TEKS BACAAN>
▼
RADAR24.co.id — Remaja di Kabupaten Gowa, Sulawesi Selatan, diringkus polisi setelah diduga membuat keributan saat warga melaksanakan salat Tarawih.

Remaja berinisial M-A (19) itu diamankan karena kedapatan membawa busur panah yang meresahkan masyarakat.

Dari tangan pelaku, polisi menemukan delapan anak busur panah. Serta, satu alat pelontar diduga akan digunakan untuk menyerang warga usai shalat Tarawih.

MA hanya bisa tertunduk diam saat diamankan polisi. Saat menjalani pemeriksaan, Senin (23/2/2026) malam, ia mengakui perbuatannya

Kapolsek Somba Opu, AKP Hambali mengatakan awalnya pihaknya menerima laporan dari masyarakat terkait sekelompok remaja sering berkumpul dan membuat keresahan.

“Anggota kemudian mendatangi lokasi dan melakukan pemeriksaan,” ujarnya, Senin (23/2/2026) malam.

Penangkapan dilakukan oleh Tim Macan Satreskrim Polsek Somba Opu di Kelurahan Samata, Kecamatan Somba Opu, Kabupaten Gowa, Jumat (20/2/2026) malam

Saat penggeledahan, polisi menemukan satu anak panah jenis mata busur yang disimpan di dalam tas hitam milik pelaku.

“Dari hasil pemeriksaan di lokasi, ditemukan satu mata busur di dalam tas milik M-A,” ucapnya

Selanjutnya pelaku diamankan ke Mako Polsek Somba Opu untuk penyelidikan lebih lanjut.
▲
DATA YANG DITAMPILKAN>
▼
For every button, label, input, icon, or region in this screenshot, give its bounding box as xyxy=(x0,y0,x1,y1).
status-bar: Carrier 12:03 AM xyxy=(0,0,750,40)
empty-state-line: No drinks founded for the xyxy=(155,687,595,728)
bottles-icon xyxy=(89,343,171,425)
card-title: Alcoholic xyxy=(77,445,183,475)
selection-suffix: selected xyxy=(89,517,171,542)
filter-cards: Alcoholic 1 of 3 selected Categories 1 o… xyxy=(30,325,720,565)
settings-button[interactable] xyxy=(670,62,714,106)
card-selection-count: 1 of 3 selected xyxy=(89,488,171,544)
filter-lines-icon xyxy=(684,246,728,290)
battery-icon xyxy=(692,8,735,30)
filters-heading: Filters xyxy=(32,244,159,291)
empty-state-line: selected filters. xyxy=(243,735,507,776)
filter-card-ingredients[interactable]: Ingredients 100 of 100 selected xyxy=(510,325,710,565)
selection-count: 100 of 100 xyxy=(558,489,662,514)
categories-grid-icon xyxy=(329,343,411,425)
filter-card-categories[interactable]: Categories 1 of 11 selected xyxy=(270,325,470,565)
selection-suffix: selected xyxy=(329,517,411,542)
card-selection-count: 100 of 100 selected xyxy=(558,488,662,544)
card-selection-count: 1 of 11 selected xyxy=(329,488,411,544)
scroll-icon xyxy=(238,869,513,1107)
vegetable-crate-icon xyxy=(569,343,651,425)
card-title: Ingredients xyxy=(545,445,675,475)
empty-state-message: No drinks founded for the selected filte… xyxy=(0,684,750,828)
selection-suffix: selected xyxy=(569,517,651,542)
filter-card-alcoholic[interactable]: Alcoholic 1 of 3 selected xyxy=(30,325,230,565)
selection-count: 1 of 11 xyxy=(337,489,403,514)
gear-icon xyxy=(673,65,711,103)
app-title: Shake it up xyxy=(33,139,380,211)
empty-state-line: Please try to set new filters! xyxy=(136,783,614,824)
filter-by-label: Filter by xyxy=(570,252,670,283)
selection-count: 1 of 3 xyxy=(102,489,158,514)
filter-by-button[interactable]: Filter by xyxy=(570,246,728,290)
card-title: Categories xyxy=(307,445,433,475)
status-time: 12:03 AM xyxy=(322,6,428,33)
▲
SOAL DAN TUGAS>
(A) Tolong tentukan apakah setiap pernyataan berikut sesuai dengan teks bacaan. Jawab ya atau tidak, lalu kutip persis kata-kata dari teks bacaan yang menentukan jawaban. (i) Penangkapan M-A dilakukan di Kelurahan Samata pada Jumat malam. (ii) Polisi mendatangi lokasi setelah menerima laporan dari masyarakat. (iii) M-A menolak mengakui perbuatannya saat menjalani pemeriksaan.
(B) Salin ulang tanpa perubahan bagian teks bacaan yang dibuka dengan kata-kata berisi "MA hanya bisa" dan ditutup dengan "hitam milik pelaku.".

JAWABAN PER SOAL>
(A)
(i) Ya: "di Kelurahan Samata, Kecamatan Somba Opu, Kabupaten Gowa, Jumat (20/2/2026) malam"
(ii) Ya: "awalnya pihaknya menerima laporan dari masyarakat" dan "Anggota kemudian mendatangi lokasi dan melakukan pemeriksaan"
(iii) Tidak: "ia mengakui perbuatannya"

(B)
MA hanya bisa tertunduk diam saat diamankan polisi. Saat menjalani pemeriksaan, Senin (23/2/2026) malam, ia mengakui perbuatannya

Kapolsek Somba Opu, AKP Hambali mengatakan awalnya pihaknya menerima laporan dari masyarakat terkait sekelompok remaja sering berkumpul dan membuat keresahan.

“Anggota kemudian mendatangi lokasi dan melakukan pemeriksaan,” ujarnya, Senin (23/2/2026) malam.

Penangkapan dilakukan oleh Tim Macan Satreskrim Polsek Somba Opu di Kelurahan Samata, Kecamatan Somba Opu, Kabupaten Gowa, Jumat (20/2/2026) malam

Saat penggeledahan, polisi menemukan satu anak panah jenis mata busur yang disimpan di dalam tas hitam milik pelaku.